• **PROBLEM REQUIREMENTS**:
Scan the material and copy every line in which "would" appears.

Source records
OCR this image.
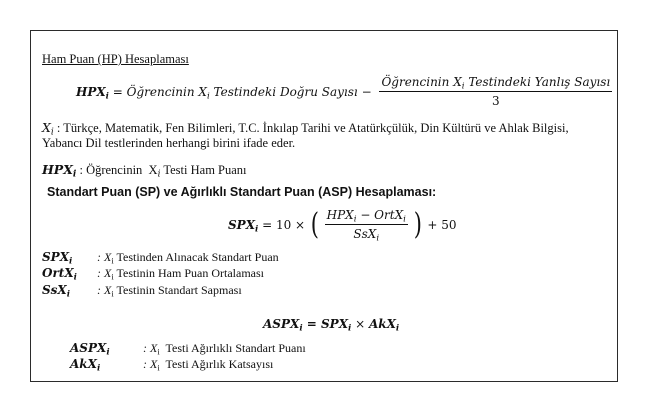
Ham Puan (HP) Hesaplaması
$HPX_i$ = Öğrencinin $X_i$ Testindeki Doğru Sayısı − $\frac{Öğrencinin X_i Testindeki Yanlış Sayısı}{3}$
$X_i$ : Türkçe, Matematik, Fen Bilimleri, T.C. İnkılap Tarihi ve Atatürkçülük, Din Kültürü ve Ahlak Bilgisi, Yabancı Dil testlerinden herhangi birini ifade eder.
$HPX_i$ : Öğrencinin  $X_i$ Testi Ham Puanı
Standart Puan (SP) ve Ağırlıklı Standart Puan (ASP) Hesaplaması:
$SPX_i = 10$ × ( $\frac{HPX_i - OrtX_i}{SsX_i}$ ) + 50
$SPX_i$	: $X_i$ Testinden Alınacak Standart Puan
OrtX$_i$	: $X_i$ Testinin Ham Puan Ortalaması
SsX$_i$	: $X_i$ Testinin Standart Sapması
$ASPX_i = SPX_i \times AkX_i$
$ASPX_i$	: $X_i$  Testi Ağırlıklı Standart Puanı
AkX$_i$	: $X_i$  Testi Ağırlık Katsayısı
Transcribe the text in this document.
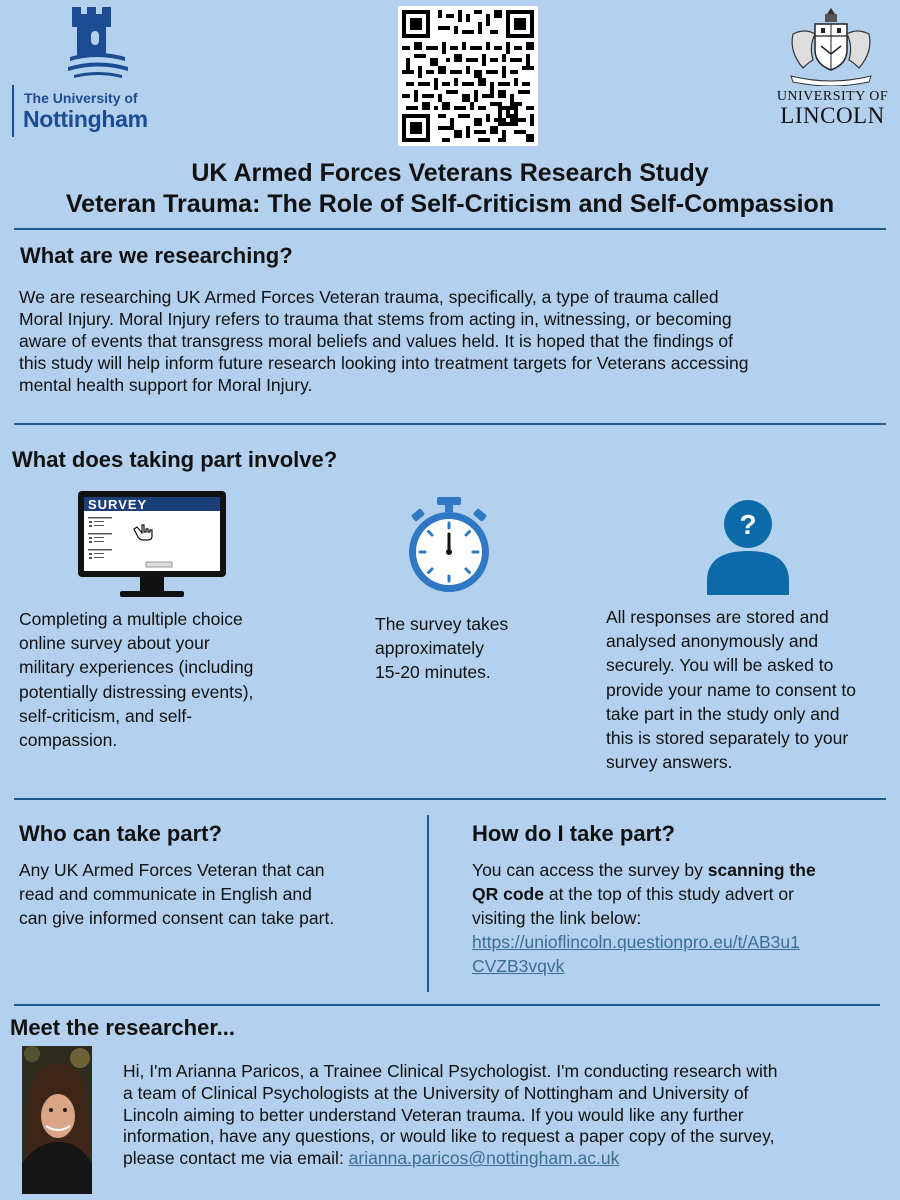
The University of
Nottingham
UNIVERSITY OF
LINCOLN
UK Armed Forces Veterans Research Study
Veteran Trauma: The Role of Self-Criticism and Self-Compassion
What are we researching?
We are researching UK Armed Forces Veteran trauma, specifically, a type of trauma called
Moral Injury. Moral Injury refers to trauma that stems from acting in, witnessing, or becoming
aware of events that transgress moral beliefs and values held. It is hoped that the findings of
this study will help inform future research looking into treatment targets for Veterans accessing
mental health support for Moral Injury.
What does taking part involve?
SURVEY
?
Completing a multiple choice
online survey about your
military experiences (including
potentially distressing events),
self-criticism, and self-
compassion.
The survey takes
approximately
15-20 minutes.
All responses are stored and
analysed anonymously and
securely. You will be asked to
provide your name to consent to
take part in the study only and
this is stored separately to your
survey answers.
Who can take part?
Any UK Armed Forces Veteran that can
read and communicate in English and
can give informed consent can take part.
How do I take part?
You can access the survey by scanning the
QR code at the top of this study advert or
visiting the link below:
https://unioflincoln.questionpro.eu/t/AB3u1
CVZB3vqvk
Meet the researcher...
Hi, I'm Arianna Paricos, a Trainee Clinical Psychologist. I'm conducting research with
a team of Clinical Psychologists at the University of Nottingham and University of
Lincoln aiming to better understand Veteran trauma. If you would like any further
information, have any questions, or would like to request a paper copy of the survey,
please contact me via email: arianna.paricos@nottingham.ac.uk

• **ANSWER IN FULL**:
Lincoln aiming to better understand Veteran trauma. If you would like any further
information, have any questions, or would like to request a paper copy of the survey,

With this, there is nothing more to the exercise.